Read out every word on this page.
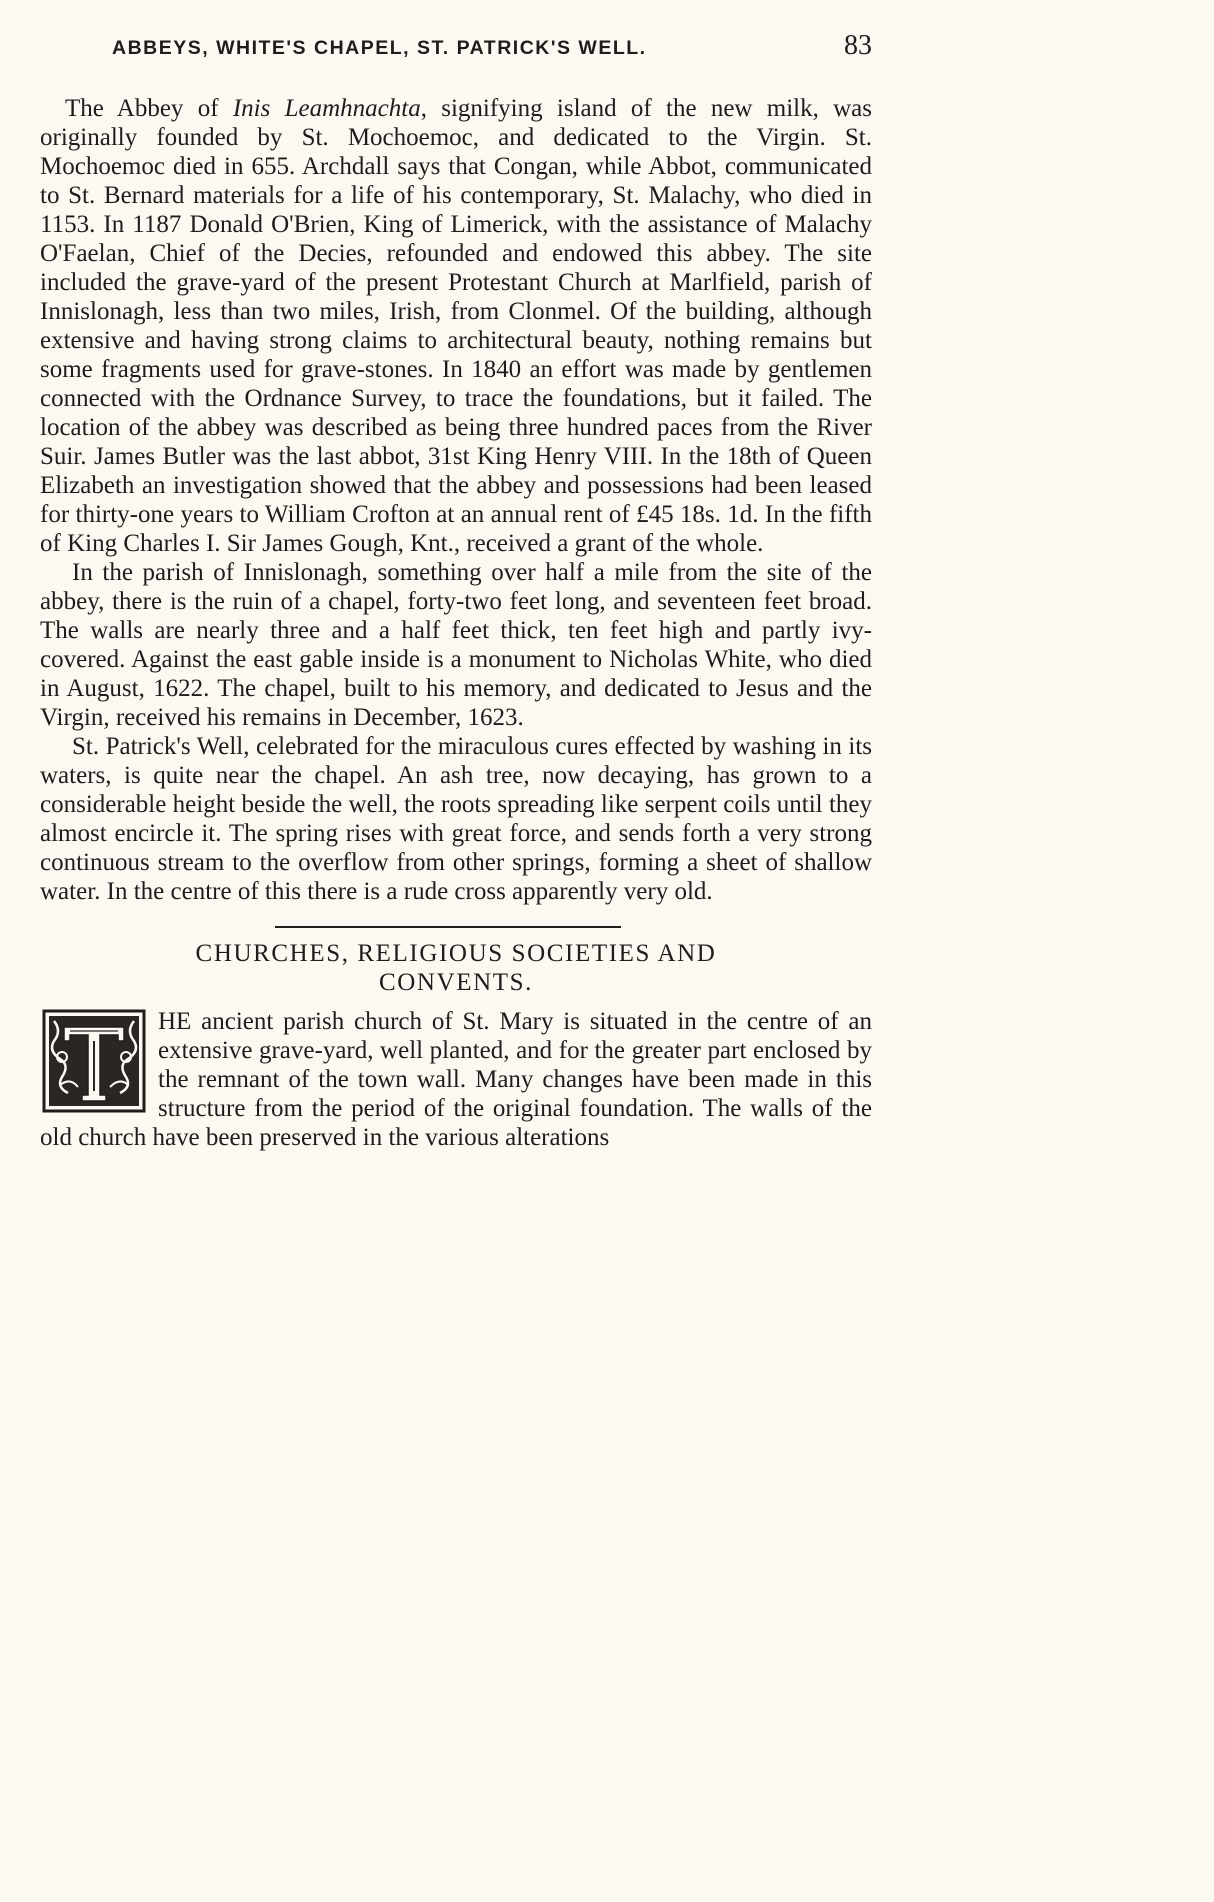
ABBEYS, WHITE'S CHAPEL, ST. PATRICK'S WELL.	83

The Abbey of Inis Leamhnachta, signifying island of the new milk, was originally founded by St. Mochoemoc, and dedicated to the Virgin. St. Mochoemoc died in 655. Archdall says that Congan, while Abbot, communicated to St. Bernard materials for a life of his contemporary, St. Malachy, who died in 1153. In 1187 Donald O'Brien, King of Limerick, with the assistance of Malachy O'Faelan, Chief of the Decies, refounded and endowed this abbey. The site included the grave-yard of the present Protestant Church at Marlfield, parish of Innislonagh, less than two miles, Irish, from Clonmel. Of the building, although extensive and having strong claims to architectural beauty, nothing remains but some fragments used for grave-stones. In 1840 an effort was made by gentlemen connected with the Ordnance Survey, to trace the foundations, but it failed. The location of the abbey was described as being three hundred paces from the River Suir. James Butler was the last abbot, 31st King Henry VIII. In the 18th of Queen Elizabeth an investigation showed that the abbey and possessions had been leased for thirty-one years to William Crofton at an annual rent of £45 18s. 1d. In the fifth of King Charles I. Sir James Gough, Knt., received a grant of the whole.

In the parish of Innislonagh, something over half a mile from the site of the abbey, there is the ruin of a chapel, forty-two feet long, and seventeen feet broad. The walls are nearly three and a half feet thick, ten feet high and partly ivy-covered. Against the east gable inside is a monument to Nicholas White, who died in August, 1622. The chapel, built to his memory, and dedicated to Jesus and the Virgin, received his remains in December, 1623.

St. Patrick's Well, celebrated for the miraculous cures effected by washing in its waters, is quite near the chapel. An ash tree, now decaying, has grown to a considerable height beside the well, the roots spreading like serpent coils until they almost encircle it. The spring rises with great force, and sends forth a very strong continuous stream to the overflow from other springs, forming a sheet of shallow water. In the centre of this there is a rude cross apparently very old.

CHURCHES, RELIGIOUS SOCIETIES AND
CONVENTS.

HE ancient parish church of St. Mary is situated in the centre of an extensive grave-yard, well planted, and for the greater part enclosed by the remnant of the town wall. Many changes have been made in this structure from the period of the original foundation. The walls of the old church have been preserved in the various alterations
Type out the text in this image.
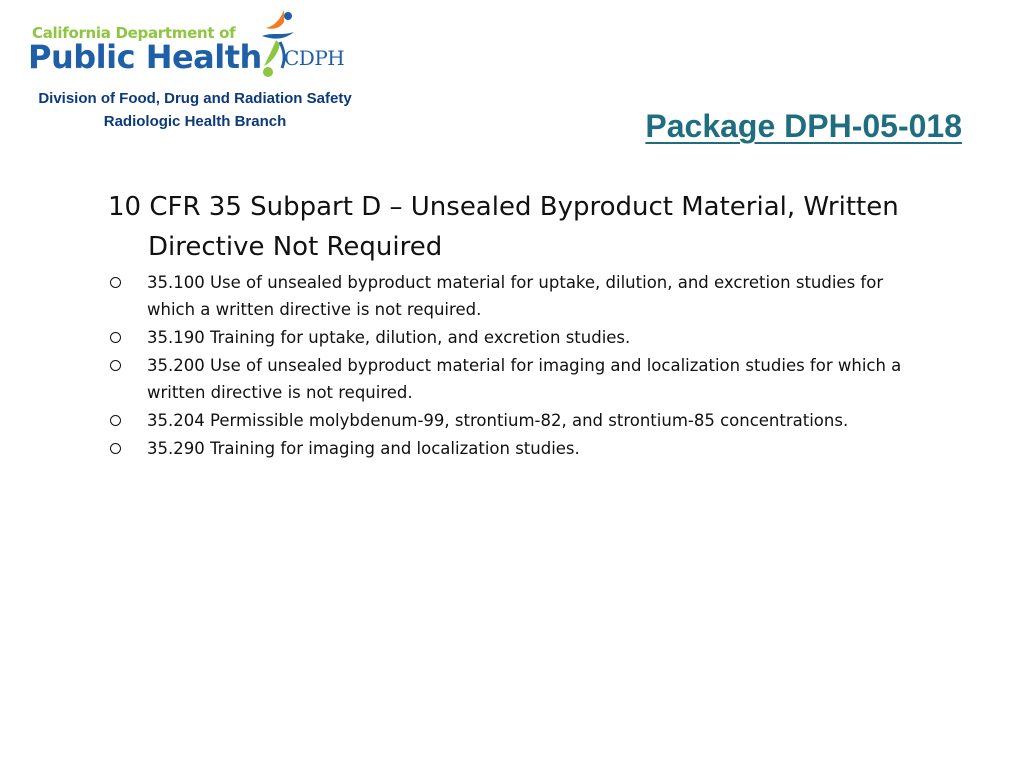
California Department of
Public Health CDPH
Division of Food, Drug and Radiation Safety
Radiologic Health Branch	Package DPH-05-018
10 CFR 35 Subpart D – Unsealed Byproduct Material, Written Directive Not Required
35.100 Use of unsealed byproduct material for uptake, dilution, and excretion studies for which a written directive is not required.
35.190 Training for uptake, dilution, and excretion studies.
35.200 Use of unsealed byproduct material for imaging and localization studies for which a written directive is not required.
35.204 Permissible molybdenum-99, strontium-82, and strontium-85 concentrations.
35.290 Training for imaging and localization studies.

> Exercise directions
All of the lines above should be retyped precisely, apart from the pictures.

> Expected answer
Read out every word on this page.
ABBEYS, WHITE'S CHAPEL, ST. PATRICK'S WELL.	83

The Abbey of Inis Leamhnachta, signifying island of the new milk, was originally founded by St. Mochoemoc, and dedicated to the Virgin. St. Mochoemoc died in 655. Archdall says that Congan, while Abbot, communicated to St. Bernard materials for a life of his contemporary, St. Malachy, who died in 1153. In 1187 Donald O'Brien, King of Limerick, with the assistance of Malachy O'Faelan, Chief of the Decies, refounded and endowed this abbey. The site included the grave-yard of the present Protestant Church at Marlfield, parish of Innislonagh, less than two miles, Irish, from Clonmel. Of the building, although extensive and having strong claims to architectural beauty, nothing remains but some fragments used for grave-stones. In 1840 an effort was made by gentlemen connected with the Ordnance Survey, to trace the foundations, but it failed. The location of the abbey was described as being three hundred paces from the River Suir. James Butler was the last abbot, 31st King Henry VIII. In the 18th of Queen Elizabeth an investigation showed that the abbey and possessions had been leased for thirty-one years to William Crofton at an annual rent of £45 18s. 1d. In the fifth of King Charles I. Sir James Gough, Knt., received a grant of the whole.

In the parish of Innislonagh, something over half a mile from the site of the abbey, there is the ruin of a chapel, forty-two feet long, and seventeen feet broad. The walls are nearly three and a half feet thick, ten feet high and partly ivy-covered. Against the east gable inside is a monument to Nicholas White, who died in August, 1622. The chapel, built to his memory, and dedicated to Jesus and the Virgin, received his remains in December, 1623.

St. Patrick's Well, celebrated for the miraculous cures effected by washing in its waters, is quite near the chapel. An ash tree, now decaying, has grown to a considerable height beside the well, the roots spreading like serpent coils until they almost encircle it. The spring rises with great force, and sends forth a very strong continuous stream to the overflow from other springs, forming a sheet of shallow water. In the centre of this there is a rude cross apparently very old.

CHURCHES, RELIGIOUS SOCIETIES AND
CONVENTS.

HE ancient parish church of St. Mary is situated in the centre of an extensive grave-yard, well planted, and for the greater part enclosed by the remnant of the town wall. Many changes have been made in this structure from the period of the original foundation. The walls of the old church have been preserved in the various alterations
Type out the text in this image.
California Department of
Public Health CDPH
Division of Food, Drug and Radiation Safety
Radiologic Health Branch	Package DPH-05-018
10 CFR 35 Subpart D – Unsealed Byproduct Material, Written Directive Not Required
35.100 Use of unsealed byproduct material for uptake, dilution, and excretion studies for which a written directive is not required.
35.190 Training for uptake, dilution, and excretion studies.
35.200 Use of unsealed byproduct material for imaging and localization studies for which a written directive is not required.
35.204 Permissible molybdenum-99, strontium-82, and strontium-85 concentrations.
35.290 Training for imaging and localization studies.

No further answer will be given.